━━━━━ Dataset records

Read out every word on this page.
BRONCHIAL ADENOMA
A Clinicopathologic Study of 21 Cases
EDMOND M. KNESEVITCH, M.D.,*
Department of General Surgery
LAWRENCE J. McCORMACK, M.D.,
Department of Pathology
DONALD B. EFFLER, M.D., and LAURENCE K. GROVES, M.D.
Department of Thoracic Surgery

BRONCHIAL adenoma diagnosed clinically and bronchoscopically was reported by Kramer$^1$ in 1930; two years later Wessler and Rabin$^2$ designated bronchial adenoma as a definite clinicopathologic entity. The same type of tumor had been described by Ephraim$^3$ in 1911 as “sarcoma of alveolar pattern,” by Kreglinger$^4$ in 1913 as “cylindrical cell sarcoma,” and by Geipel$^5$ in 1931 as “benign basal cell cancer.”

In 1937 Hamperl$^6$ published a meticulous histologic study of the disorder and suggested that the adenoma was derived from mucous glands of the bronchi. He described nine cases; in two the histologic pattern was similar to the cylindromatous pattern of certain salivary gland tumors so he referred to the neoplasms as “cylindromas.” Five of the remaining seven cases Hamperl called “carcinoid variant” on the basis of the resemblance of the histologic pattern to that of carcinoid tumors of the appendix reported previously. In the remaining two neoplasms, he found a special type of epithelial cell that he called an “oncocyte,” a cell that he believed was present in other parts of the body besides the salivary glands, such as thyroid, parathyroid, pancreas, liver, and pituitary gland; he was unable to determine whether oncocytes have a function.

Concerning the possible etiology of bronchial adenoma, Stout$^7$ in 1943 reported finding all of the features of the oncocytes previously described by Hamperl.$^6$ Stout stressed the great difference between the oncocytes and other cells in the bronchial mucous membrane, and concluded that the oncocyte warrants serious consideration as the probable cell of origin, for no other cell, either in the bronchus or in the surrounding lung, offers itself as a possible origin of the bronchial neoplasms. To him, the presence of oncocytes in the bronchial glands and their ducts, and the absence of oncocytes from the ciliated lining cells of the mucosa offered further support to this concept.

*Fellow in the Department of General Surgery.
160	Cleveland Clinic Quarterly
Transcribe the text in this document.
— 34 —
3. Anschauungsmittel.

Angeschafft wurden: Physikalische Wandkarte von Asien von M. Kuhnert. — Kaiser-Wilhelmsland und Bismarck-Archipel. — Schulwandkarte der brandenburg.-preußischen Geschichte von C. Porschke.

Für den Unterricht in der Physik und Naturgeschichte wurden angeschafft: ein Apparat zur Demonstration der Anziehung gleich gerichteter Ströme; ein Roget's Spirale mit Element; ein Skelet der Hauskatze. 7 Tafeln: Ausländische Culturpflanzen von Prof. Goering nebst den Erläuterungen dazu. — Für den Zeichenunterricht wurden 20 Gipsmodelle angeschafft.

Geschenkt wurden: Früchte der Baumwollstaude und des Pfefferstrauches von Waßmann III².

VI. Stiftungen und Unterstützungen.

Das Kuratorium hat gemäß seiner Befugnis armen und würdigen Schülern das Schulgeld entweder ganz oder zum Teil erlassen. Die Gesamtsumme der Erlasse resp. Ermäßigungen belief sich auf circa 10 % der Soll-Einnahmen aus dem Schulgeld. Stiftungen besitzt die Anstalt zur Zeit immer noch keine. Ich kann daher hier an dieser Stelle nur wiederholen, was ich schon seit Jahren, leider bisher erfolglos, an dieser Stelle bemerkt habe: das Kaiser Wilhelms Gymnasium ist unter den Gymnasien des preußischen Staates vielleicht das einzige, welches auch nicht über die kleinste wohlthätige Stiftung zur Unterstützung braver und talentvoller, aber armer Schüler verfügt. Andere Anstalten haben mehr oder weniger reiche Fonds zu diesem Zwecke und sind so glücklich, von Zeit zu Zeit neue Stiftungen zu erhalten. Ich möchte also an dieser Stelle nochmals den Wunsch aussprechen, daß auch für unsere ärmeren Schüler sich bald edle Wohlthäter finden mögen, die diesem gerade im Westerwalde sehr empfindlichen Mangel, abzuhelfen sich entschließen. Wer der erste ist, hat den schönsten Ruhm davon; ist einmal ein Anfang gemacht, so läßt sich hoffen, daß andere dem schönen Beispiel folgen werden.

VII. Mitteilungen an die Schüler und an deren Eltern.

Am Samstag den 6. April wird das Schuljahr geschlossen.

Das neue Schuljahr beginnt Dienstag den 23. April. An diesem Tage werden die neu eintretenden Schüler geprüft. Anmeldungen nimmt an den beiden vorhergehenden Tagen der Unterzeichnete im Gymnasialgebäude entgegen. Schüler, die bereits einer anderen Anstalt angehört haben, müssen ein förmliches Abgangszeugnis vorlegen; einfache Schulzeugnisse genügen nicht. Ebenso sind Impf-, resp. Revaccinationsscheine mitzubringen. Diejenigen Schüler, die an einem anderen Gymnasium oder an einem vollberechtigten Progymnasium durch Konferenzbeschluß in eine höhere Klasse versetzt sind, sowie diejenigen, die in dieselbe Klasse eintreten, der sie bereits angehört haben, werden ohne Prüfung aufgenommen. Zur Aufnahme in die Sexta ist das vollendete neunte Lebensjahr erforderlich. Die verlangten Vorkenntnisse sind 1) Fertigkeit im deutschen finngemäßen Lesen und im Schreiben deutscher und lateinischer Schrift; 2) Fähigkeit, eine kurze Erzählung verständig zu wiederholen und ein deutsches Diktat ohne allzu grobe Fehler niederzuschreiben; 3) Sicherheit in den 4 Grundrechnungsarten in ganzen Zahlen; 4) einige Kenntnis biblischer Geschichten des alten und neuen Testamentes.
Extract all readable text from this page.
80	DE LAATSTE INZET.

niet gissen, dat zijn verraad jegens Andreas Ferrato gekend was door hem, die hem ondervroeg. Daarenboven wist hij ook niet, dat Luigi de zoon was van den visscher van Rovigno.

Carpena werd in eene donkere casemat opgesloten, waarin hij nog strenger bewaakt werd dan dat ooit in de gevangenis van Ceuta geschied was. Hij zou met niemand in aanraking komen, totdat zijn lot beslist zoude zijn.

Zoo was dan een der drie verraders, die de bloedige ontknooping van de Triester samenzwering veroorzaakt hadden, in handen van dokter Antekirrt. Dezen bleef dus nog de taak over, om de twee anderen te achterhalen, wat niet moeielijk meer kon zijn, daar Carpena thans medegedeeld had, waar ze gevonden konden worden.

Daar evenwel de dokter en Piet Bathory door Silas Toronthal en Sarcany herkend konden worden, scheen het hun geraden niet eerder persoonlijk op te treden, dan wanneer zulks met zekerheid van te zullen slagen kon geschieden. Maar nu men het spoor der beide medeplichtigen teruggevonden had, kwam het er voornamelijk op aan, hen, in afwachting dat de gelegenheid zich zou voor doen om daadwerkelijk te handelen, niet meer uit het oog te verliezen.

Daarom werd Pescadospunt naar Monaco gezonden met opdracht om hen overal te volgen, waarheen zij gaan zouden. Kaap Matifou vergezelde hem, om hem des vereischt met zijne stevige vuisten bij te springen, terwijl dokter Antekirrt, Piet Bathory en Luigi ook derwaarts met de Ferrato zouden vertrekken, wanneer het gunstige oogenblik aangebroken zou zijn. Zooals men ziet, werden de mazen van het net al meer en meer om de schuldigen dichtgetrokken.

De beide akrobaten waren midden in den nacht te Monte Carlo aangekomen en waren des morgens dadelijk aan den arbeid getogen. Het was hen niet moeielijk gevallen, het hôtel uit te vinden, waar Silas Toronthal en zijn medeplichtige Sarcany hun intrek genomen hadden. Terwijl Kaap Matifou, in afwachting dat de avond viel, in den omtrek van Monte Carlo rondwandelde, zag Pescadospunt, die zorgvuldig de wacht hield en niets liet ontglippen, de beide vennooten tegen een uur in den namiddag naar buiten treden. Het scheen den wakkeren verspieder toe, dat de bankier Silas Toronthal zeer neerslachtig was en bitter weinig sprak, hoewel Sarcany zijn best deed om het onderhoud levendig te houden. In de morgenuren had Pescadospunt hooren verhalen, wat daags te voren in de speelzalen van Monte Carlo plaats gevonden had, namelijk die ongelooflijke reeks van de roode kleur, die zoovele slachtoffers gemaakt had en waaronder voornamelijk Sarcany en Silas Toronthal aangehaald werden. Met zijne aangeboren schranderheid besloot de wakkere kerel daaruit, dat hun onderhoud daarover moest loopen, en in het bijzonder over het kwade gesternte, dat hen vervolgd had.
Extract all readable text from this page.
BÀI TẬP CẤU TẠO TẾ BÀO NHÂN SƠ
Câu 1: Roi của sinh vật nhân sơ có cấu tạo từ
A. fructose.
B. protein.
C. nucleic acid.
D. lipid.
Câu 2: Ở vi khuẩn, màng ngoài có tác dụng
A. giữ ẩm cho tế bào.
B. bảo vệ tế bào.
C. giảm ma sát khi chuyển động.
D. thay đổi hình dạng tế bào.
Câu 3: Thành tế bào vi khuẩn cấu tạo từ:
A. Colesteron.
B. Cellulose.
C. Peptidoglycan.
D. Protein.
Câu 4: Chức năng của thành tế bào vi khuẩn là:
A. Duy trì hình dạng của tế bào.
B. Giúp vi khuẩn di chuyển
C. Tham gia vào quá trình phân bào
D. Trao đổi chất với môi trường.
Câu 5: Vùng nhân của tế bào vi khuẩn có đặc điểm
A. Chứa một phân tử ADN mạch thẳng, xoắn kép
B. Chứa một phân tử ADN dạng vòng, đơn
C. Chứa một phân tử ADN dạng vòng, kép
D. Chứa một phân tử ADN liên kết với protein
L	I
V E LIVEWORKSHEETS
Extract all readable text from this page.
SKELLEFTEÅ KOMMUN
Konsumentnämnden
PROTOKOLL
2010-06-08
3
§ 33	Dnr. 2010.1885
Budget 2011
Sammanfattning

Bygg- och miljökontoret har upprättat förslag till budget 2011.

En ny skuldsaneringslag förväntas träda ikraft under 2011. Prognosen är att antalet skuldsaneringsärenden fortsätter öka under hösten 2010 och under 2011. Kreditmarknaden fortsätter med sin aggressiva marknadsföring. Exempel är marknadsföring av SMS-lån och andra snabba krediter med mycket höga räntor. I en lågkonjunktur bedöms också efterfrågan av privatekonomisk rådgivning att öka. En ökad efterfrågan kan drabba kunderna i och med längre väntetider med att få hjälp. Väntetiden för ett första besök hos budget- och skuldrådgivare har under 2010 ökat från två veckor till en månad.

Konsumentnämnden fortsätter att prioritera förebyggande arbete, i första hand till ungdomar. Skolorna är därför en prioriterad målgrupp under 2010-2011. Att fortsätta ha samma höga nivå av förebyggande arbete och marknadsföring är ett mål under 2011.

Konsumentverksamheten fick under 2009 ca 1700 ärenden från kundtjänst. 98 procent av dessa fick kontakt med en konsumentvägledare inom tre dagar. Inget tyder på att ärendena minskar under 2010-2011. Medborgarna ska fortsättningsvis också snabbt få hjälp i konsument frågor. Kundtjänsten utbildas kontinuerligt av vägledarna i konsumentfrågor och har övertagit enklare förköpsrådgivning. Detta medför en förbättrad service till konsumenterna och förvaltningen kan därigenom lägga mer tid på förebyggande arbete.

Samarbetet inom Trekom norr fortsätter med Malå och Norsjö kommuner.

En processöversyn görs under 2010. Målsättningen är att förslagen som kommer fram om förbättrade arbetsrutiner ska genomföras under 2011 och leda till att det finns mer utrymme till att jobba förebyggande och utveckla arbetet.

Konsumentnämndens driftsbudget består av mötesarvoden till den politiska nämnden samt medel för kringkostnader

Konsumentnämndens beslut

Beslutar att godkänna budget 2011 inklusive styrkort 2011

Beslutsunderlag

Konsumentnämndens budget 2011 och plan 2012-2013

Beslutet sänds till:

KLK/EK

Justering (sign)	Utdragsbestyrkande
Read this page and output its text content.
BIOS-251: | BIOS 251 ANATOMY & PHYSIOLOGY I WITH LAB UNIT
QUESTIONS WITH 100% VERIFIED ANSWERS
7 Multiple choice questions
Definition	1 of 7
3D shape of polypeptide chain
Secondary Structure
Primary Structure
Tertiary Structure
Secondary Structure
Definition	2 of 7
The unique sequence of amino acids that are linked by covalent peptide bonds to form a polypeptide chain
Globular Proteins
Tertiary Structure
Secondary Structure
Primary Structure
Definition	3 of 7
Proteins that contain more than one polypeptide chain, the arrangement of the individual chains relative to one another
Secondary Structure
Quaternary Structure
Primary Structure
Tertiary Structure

━━━━━━━━━━

**Exercise details:** Make an exact copy of every line from the one with "Read this page and output its text content." to the end of the data, with the first and last of those lines included.

**Solution:**
Read this page and output its text content.
BIOS-251: | BIOS 251 ANATOMY & PHYSIOLOGY I WITH LAB UNIT
QUESTIONS WITH 100% VERIFIED ANSWERS
7 Multiple choice questions
Definition	1 of 7
3D shape of polypeptide chain
Secondary Structure
Primary Structure
Tertiary Structure
Secondary Structure
Definition	2 of 7
The unique sequence of amino acids that are linked by covalent peptide bonds to form a polypeptide chain
Globular Proteins
Tertiary Structure
Secondary Structure
Primary Structure
Definition	3 of 7
Proteins that contain more than one polypeptide chain, the arrangement of the individual chains relative to one another
Secondary Structure
Quaternary Structure
Primary Structure
Tertiary Structure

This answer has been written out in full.